# The request
Reproduce the listing word for word, from its first line through the line with "- page-title: Stable", including both of those lines.

━━━━

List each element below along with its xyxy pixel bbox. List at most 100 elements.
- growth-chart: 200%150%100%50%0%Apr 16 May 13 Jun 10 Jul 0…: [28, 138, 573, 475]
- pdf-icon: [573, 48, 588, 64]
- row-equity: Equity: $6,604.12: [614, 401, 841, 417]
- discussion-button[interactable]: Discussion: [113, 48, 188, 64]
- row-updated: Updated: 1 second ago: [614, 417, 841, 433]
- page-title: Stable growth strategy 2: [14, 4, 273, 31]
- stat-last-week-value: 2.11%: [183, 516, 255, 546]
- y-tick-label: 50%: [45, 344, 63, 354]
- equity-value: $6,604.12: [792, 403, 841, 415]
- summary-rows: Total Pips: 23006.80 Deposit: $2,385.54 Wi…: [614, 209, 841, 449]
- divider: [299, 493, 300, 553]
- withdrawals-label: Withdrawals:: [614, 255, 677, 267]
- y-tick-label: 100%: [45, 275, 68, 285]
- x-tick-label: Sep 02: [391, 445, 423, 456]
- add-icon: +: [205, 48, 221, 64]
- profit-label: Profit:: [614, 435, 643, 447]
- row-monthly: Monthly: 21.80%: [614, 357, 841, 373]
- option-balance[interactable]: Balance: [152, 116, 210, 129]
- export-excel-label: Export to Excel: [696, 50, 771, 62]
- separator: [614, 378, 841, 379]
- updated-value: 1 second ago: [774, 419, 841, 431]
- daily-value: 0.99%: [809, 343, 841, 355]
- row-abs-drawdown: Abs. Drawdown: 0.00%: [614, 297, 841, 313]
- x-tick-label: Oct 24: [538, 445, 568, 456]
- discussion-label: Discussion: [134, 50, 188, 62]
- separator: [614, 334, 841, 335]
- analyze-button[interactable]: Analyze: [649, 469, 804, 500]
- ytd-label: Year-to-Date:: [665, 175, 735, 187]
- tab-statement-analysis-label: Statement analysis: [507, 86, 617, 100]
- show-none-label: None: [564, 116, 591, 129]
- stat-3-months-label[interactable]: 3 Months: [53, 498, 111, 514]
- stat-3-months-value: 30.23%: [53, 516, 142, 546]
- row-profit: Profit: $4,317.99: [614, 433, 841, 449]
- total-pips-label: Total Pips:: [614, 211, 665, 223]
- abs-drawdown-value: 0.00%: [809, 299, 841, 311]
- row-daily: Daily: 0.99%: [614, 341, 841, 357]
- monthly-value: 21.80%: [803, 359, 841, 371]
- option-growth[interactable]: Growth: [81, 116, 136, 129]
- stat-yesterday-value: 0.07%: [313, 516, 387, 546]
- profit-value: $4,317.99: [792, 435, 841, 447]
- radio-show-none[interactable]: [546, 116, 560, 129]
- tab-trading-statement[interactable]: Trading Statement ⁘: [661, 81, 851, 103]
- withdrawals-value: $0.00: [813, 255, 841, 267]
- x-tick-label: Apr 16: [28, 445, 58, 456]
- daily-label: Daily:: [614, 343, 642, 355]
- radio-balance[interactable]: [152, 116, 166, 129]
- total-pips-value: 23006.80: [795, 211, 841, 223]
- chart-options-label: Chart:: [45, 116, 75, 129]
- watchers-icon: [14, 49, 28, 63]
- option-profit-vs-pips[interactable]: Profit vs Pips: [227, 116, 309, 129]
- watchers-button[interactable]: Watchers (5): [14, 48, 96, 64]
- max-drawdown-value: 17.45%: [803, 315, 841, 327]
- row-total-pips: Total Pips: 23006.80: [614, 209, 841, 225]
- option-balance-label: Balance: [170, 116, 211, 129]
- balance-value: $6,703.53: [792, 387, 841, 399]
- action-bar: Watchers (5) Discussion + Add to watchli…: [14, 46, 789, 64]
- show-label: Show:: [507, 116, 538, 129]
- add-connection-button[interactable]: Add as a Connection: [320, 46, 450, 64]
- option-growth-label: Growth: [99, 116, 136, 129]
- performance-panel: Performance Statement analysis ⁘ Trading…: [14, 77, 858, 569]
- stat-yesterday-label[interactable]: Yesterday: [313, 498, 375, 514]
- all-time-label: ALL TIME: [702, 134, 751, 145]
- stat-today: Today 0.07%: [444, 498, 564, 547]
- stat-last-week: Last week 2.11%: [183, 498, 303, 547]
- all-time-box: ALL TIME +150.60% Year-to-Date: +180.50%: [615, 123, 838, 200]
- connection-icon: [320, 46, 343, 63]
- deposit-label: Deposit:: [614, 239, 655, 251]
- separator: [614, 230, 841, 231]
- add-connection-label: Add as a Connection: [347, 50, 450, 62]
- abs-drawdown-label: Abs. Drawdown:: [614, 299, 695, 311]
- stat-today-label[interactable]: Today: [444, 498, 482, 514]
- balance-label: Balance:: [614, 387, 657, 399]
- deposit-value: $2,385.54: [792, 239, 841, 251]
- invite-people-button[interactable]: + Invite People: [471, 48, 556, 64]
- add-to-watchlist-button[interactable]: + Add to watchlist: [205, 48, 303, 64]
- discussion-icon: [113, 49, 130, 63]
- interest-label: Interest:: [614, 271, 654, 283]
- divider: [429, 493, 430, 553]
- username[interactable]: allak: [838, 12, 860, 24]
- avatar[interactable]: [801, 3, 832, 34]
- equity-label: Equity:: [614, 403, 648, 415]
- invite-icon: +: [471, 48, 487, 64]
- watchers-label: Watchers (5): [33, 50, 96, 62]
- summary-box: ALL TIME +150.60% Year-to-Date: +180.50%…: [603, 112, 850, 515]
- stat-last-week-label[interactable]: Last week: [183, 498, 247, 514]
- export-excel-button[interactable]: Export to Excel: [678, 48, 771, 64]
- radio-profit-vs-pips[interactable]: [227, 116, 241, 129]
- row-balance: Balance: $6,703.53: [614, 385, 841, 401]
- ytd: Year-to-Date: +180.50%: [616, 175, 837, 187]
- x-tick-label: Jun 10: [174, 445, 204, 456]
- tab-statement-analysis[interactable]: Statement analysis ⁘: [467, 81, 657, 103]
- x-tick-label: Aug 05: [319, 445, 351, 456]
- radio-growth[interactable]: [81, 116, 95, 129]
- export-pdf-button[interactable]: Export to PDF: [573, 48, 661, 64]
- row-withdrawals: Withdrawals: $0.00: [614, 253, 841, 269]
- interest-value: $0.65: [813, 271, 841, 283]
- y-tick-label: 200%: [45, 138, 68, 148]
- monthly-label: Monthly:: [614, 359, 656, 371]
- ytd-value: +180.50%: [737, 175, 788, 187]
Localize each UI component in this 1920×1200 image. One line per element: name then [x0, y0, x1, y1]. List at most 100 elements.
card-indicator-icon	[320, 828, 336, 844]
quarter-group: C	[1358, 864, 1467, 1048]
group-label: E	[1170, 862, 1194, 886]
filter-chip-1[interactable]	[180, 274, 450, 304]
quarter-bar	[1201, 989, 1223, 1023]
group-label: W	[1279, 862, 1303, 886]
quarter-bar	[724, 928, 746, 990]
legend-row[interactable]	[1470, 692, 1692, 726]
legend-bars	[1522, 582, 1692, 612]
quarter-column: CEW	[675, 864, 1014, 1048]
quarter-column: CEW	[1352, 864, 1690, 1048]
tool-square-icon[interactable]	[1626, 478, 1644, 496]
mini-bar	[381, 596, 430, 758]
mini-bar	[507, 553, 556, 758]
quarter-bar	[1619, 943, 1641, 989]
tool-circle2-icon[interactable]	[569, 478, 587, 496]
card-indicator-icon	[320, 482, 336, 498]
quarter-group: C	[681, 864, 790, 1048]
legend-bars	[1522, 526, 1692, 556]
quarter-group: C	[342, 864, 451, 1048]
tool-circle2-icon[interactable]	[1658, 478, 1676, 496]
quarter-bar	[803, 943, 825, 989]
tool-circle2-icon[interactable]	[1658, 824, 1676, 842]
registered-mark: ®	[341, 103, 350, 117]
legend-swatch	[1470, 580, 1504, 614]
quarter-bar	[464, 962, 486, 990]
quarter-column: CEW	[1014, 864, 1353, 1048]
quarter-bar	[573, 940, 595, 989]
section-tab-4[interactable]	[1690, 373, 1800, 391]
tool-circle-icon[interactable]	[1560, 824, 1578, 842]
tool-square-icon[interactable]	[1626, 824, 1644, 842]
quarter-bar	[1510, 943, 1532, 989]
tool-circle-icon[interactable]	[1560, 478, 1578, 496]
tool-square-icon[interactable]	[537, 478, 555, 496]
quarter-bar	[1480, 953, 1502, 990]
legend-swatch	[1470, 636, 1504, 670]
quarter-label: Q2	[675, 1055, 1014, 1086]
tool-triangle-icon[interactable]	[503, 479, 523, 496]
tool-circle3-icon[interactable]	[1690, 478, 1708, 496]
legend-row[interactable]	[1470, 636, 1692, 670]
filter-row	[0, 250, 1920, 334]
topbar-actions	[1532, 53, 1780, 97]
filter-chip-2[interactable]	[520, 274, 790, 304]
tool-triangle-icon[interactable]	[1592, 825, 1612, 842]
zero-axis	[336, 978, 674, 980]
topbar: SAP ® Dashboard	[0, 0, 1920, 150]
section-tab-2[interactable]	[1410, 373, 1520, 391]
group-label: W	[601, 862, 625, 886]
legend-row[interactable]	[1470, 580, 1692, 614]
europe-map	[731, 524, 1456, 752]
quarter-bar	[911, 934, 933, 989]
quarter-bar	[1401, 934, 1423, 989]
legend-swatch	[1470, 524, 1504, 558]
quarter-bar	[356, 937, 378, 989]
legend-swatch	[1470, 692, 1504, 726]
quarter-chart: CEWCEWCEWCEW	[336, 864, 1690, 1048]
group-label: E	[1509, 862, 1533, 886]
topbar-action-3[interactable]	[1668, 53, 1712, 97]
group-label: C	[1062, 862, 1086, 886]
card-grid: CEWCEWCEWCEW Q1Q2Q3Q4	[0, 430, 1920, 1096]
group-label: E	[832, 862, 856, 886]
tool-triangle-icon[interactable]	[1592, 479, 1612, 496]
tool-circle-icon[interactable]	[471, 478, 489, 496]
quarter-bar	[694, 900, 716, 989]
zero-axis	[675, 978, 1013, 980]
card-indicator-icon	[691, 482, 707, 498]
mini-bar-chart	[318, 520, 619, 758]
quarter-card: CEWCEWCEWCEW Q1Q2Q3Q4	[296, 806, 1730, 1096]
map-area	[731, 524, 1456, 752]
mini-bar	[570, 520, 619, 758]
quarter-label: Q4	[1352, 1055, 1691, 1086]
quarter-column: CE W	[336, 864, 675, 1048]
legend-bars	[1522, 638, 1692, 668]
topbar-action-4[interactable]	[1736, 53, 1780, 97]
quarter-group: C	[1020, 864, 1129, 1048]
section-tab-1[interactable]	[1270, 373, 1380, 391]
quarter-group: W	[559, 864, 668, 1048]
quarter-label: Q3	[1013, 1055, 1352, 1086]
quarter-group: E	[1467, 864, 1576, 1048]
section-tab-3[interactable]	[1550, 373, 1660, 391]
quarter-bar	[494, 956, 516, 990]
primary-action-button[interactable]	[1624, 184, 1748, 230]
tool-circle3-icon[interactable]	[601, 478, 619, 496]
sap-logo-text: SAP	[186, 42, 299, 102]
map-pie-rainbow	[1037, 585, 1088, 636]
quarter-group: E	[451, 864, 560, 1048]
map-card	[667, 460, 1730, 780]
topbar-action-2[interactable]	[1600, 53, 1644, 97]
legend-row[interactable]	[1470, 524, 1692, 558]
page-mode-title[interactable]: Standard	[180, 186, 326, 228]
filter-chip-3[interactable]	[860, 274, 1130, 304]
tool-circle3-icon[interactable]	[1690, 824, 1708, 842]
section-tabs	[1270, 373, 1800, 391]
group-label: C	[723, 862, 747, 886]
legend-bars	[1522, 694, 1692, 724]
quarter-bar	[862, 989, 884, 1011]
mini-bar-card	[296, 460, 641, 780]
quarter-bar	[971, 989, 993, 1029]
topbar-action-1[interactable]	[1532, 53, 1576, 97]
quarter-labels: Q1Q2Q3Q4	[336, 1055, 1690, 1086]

━━━━

# Solution to this exercise
List each element below along with its xyxy pixel bbox. List at most 100 elements.
- growth-chart: 200%150%100%50%0%Apr 16 May 13 Jun 10 Jul 0…: [28, 138, 573, 475]
- pdf-icon: [573, 48, 588, 64]
- row-equity: Equity: $6,604.12: [614, 401, 841, 417]
- discussion-button[interactable]: Discussion: [113, 48, 188, 64]
- row-updated: Updated: 1 second ago: [614, 417, 841, 433]
- page-title: Stable growth strategy 2: [14, 4, 273, 31]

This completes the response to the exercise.